**Provided entries**.
____
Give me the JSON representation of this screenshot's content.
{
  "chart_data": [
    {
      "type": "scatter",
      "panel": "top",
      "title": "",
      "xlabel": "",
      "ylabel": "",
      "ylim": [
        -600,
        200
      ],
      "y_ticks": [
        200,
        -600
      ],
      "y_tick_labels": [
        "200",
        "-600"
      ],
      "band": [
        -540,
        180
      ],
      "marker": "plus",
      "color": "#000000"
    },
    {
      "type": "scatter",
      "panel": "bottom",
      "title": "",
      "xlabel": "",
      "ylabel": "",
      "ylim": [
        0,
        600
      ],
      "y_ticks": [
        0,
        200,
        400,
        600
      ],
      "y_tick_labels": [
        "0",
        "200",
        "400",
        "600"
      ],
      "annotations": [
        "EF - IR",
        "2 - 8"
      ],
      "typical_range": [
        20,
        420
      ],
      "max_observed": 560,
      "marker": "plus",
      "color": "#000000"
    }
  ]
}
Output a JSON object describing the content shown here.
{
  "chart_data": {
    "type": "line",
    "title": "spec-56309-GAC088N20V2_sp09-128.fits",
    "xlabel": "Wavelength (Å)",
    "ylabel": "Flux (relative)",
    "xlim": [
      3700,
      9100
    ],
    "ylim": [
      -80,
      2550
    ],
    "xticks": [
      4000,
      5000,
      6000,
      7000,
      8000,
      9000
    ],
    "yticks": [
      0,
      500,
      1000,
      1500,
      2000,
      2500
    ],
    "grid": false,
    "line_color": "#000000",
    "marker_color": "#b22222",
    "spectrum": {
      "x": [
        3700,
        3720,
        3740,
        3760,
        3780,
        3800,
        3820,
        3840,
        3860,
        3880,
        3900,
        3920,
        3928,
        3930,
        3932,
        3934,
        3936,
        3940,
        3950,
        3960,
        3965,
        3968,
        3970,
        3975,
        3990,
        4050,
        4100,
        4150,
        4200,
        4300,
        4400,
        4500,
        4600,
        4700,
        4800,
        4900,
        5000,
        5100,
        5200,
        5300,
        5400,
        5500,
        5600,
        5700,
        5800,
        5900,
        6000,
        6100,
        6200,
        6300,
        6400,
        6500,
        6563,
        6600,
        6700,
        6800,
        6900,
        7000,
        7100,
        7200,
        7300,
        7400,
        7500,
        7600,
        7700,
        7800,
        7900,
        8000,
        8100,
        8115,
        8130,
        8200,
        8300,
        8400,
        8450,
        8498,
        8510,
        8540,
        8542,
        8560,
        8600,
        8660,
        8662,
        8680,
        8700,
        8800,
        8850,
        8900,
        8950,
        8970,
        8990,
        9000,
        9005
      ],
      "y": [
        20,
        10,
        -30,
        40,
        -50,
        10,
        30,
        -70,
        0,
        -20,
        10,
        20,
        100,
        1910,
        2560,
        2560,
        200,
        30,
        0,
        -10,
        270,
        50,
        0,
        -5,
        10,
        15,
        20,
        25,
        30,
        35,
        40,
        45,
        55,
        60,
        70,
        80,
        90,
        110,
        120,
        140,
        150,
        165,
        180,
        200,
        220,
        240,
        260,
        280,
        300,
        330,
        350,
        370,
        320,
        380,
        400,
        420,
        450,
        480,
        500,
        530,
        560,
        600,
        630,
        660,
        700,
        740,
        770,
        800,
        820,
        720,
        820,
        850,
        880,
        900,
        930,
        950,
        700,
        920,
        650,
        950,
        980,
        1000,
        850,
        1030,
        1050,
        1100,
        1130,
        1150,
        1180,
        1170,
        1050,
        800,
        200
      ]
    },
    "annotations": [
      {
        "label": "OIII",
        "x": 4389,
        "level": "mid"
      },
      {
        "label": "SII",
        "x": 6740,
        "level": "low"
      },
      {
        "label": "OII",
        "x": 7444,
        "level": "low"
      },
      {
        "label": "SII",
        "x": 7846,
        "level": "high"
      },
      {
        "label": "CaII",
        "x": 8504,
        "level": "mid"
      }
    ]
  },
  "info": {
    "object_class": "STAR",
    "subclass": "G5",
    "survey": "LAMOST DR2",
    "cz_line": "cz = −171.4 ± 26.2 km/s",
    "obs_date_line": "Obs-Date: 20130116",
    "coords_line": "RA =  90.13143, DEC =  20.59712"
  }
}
____
All of the entries above must be quoted exactly.

**Result**.
Give me the JSON representation of this screenshot's content.
{
  "chart_data": [
    {
      "type": "scatter",
      "panel": "top",
      "title": "",
      "xlabel": "",
      "ylabel": "",
      "ylim": [
        -600,
        200
      ],
      "y_ticks": [
        200,
        -600
      ],
      "y_tick_labels": [
        "200",
        "-600"
      ],
      "band": [
        -540,
        180
      ],
      "marker": "plus",
      "color": "#000000"
    },
    {
      "type": "scatter",
      "panel": "bottom",
      "title": "",
      "xlabel": "",
      "ylabel": "",
      "ylim": [
        0,
        600
      ],
      "y_ticks": [
        0,
        200,
        400,
        600
      ],
      "y_tick_labels": [
        "0",
        "200",
        "400",
        "600"
      ],
      "annotations": [
        "EF - IR",
        "2 - 8"
      ],
      "typical_range": [
        20,
        420
      ],
      "max_observed": 560,
      "marker": "plus",
      "color": "#000000"
    }
  ]
}
Output a JSON object describing the content shown here.
{
  "chart_data": {
    "type": "line",
    "title": "spec-56309-GAC088N20V2_sp09-128.fits",
    "xlabel": "Wavelength (Å)",
    "ylabel": "Flux (relative)",
    "xlim": [
      3700,
      9100
    ],
    "ylim": [
      -80,
      2550
    ],
    "xticks": [
      4000,
      5000,
      6000,
      7000,
      8000,
      9000
    ],
    "yticks": [
      0,
      500,
      1000,
      1500,
      2000,
      2500
    ],
    "grid": false,
    "line_color": "#000000",
    "marker_color": "#b22222",
    "spectrum": {
      "x": [
        3700,
        3720,
        3740,
        3760,
        3780,
        3800,
        3820,
        3840,
        3860,
        3880,
        3900,
        3920,
        3928,
        3930,
        3932,
        3934,
        3936,
        3940,
        3950,
        3960,
        3965,
        3968,
        3970,
        3975,
        3990,
        4050,
        4100,
        4150,
        4200,
        4300,
        4400,
        4500,
        4600,
        4700,
        4800,
        4900,
        5000,
        5100,
        5200,
        5300,
        5400,
        5500,
        5600,
        5700,
        5800,
        5900,
        6000,
        6100,
        6200,
        6300,
        6400,
        6500,
        6563,
        6600,
        6700,
        6800,
        6900,
        7000,
        7100,
        7200,
        7300,
        7400,
        7500,
        7600,
        7700,
        7800,
        7900,
        8000,
        8100,
        8115,
        8130,
        8200,
        8300,
        8400,
        8450,
        8498,
        8510,
        8540,
        8542,
        8560,
        8600,
        8660,
        8662,
        8680,
        8700,
        8800,
        8850,
        8900,
        8950,
        8970,
        8990,
        9000,
        9005
      ],
      "y": [
        20,
        10,
        -30,
        40,
        -50,
        10,
        30,
        -70,
        0,
        -20,
        10,
        20,
        100,
        1910,
        2560,
        2560,
        200,
        30,
        0,
        -10,
        270,
        50,
        0,
        -5,
        10,
        15,
        20,
        25,
        30,
        35,
        40,
        45,
        55,
        60,
        70,
        80,
        90,
        110,
        120,
        140,
        150,
        165,
        180,
        200,
        220,
        240,
        260,
        280,
        300,
        330,
        350,
        370,
        320,
        380,
        400,
        420,
        450,
        480,
        500,
        530,
        560,
        600,
        630,
        660,
        700,
        740,
        770,
        800,
        820,
        720,
        820,
        850,
        880,
        900,
        930,
        950,
        700,
        920,
        650,
        950,
        980,
        1000,
        850,
        1030,
        1050,
        1100,
        1130,
        1150,
        1180,
        1170,
        1050,
        800,
        200
      ]
    },
    "annotations": [
      {
        "label": "OIII",
        "x": 4389,
        "level": "mid"
      },
      {
        "label": "SII",
        "x": 6740,
        "level": "low"
      },
      {
        "label": "OII",
        "x": 7444,
        "level": "low"
      },
      {
        "label": "SII",
        "x": 7846,
        "level": "high"
      },
      {
        "label": "CaII",
        "x": 8504,
        "level": "mid"
      }
    ]
  },
  "info": {
    "object_class": "STAR",
    "subclass": "G5",
    "survey": "LAMOST DR2",
    "cz_line": "cz = −171.4 ± 26.2 km/s",
    "obs_date_line": "Obs-Date: 20130116",
    "coords_line": "RA =  90.13143, DEC =  20.59712"
  }
}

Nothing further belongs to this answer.